Items:
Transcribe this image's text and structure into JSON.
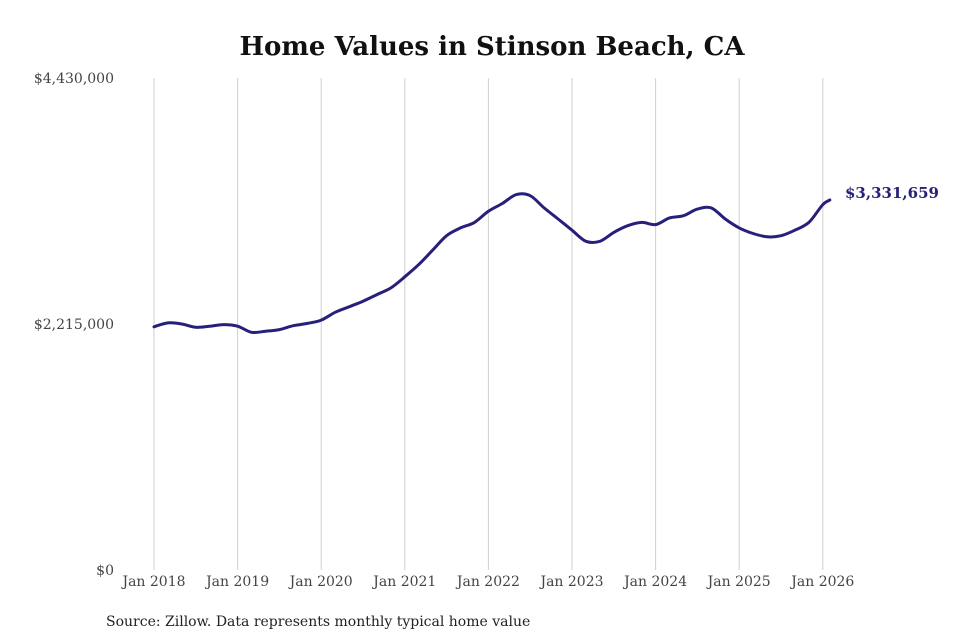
{
  "chart_data": {
    "type": "line",
    "title": "Home Values in Stinson Beach, CA",
    "xlabel": "",
    "ylabel": "",
    "ylim": [
      0,
      4430000
    ],
    "xlim": [
      "2018-01",
      "2026-02"
    ],
    "grid": "vertical",
    "line_color": "#27207a",
    "y_ticks": [
      {
        "value": 0,
        "label": "$0"
      },
      {
        "value": 2215000,
        "label": "$2,215,000"
      },
      {
        "value": 4430000,
        "label": "$4,430,000"
      }
    ],
    "x_ticks": [
      {
        "value": "2018-01",
        "label": "Jan 2018"
      },
      {
        "value": "2019-01",
        "label": "Jan 2019"
      },
      {
        "value": "2020-01",
        "label": "Jan 2020"
      },
      {
        "value": "2021-01",
        "label": "Jan 2021"
      },
      {
        "value": "2022-01",
        "label": "Jan 2022"
      },
      {
        "value": "2023-01",
        "label": "Jan 2023"
      },
      {
        "value": "2024-01",
        "label": "Jan 2024"
      },
      {
        "value": "2025-01",
        "label": "Jan 2025"
      },
      {
        "value": "2026-01",
        "label": "Jan 2026"
      }
    ],
    "end_label": "$3,331,659",
    "series": [
      {
        "points": [
          [
            "2018-01",
            2190000
          ],
          [
            "2018-03",
            2225000
          ],
          [
            "2018-05",
            2215000
          ],
          [
            "2018-07",
            2185000
          ],
          [
            "2018-09",
            2195000
          ],
          [
            "2018-11",
            2210000
          ],
          [
            "2019-01",
            2195000
          ],
          [
            "2019-03",
            2140000
          ],
          [
            "2019-05",
            2150000
          ],
          [
            "2019-07",
            2165000
          ],
          [
            "2019-09",
            2200000
          ],
          [
            "2019-11",
            2220000
          ],
          [
            "2020-01",
            2250000
          ],
          [
            "2020-03",
            2320000
          ],
          [
            "2020-05",
            2370000
          ],
          [
            "2020-07",
            2420000
          ],
          [
            "2020-09",
            2480000
          ],
          [
            "2020-11",
            2540000
          ],
          [
            "2021-01",
            2640000
          ],
          [
            "2021-03",
            2750000
          ],
          [
            "2021-05",
            2880000
          ],
          [
            "2021-07",
            3010000
          ],
          [
            "2021-09",
            3080000
          ],
          [
            "2021-11",
            3130000
          ],
          [
            "2022-01",
            3230000
          ],
          [
            "2022-03",
            3300000
          ],
          [
            "2022-05",
            3380000
          ],
          [
            "2022-07",
            3370000
          ],
          [
            "2022-09",
            3260000
          ],
          [
            "2022-11",
            3160000
          ],
          [
            "2023-01",
            3060000
          ],
          [
            "2023-03",
            2960000
          ],
          [
            "2023-05",
            2960000
          ],
          [
            "2023-07",
            3040000
          ],
          [
            "2023-09",
            3100000
          ],
          [
            "2023-11",
            3130000
          ],
          [
            "2024-01",
            3110000
          ],
          [
            "2024-03",
            3170000
          ],
          [
            "2024-05",
            3190000
          ],
          [
            "2024-07",
            3250000
          ],
          [
            "2024-09",
            3260000
          ],
          [
            "2024-11",
            3160000
          ],
          [
            "2025-01",
            3080000
          ],
          [
            "2025-03",
            3030000
          ],
          [
            "2025-05",
            3000000
          ],
          [
            "2025-07",
            3010000
          ],
          [
            "2025-09",
            3060000
          ],
          [
            "2025-11",
            3130000
          ],
          [
            "2026-01",
            3290000
          ],
          [
            "2026-02",
            3331659
          ]
        ]
      }
    ]
  },
  "source_note": "Source: Zillow. Data represents monthly typical home value"
}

Goal: Reproduce all the records verbatim, excluding images.

Worked solution:
Transcribe this image's text and structure into JSON.
{
  "chart_data": {
    "type": "line",
    "title": "Home Values in Stinson Beach, CA",
    "xlabel": "",
    "ylabel": "",
    "ylim": [
      0,
      4430000
    ],
    "xlim": [
      "2018-01",
      "2026-02"
    ],
    "grid": "vertical",
    "line_color": "#27207a",
    "y_ticks": [
      {
        "value": 0,
        "label": "$0"
      },
      {
        "value": 2215000,
        "label": "$2,215,000"
      },
      {
        "value": 4430000,
        "label": "$4,430,000"
      }
    ],
    "x_ticks": [
      {
        "value": "2018-01",
        "label": "Jan 2018"
      },
      {
        "value": "2019-01",
        "label": "Jan 2019"
      },
      {
        "value": "2020-01",
        "label": "Jan 2020"
      },
      {
        "value": "2021-01",
        "label": "Jan 2021"
      },
      {
        "value": "2022-01",
        "label": "Jan 2022"
      },
      {
        "value": "2023-01",
        "label": "Jan 2023"
      },
      {
        "value": "2024-01",
        "label": "Jan 2024"
      },
      {
        "value": "2025-01",
        "label": "Jan 2025"
      },
      {
        "value": "2026-01",
        "label": "Jan 2026"
      }
    ],
    "end_label": "$3,331,659",
    "series": [
      {
        "points": [
          [
            "2018-01",
            2190000
          ],
          [
            "2018-03",
            2225000
          ],
          [
            "2018-05",
            2215000
          ],
          [
            "2018-07",
            2185000
          ],
          [
            "2018-09",
            2195000
          ],
          [
            "2018-11",
            2210000
          ],
          [
            "2019-01",
            2195000
          ],
          [
            "2019-03",
            2140000
          ],
          [
            "2019-05",
            2150000
          ],
          [
            "2019-07",
            2165000
          ],
          [
            "2019-09",
            2200000
          ],
          [
            "2019-11",
            2220000
          ],
          [
            "2020-01",
            2250000
          ],
          [
            "2020-03",
            2320000
          ],
          [
            "2020-05",
            2370000
          ],
          [
            "2020-07",
            2420000
          ],
          [
            "2020-09",
            2480000
          ],
          [
            "2020-11",
            2540000
          ],
          [
            "2021-01",
            2640000
          ],
          [
            "2021-03",
            2750000
          ],
          [
            "2021-05",
            2880000
          ],
          [
            "2021-07",
            3010000
          ],
          [
            "2021-09",
            3080000
          ],
          [
            "2021-11",
            3130000
          ],
          [
            "2022-01",
            3230000
          ],
          [
            "2022-03",
            3300000
          ],
          [
            "2022-05",
            3380000
          ],
          [
            "2022-07",
            3370000
          ],
          [
            "2022-09",
            3260000
          ],
          [
            "2022-11",
            3160000
          ],
          [
            "2023-01",
            3060000
          ],
          [
            "2023-03",
            2960000
          ],
          [
            "2023-05",
            2960000
          ],
          [
            "2023-07",
            3040000
          ],
          [
            "2023-09",
            3100000
          ],
          [
            "2023-11",
            3130000
          ],
          [
            "2024-01",
            3110000
          ],
          [
            "2024-03",
            3170000
          ],
          [
            "2024-05",
            3190000
          ],
          [
            "2024-07",
            3250000
          ],
          [
            "2024-09",
            3260000
          ],
          [
            "2024-11",
            3160000
          ],
          [
            "2025-01",
            3080000
          ],
          [
            "2025-03",
            3030000
          ],
          [
            "2025-05",
            3000000
          ],
          [
            "2025-07",
            3010000
          ],
          [
            "2025-09",
            3060000
          ],
          [
            "2025-11",
            3130000
          ],
          [
            "2026-01",
            3290000
          ],
          [
            "2026-02",
            3331659
          ]
        ]
      }
    ]
  },
  "source_note": "Source: Zillow. Data represents monthly typical home value"
}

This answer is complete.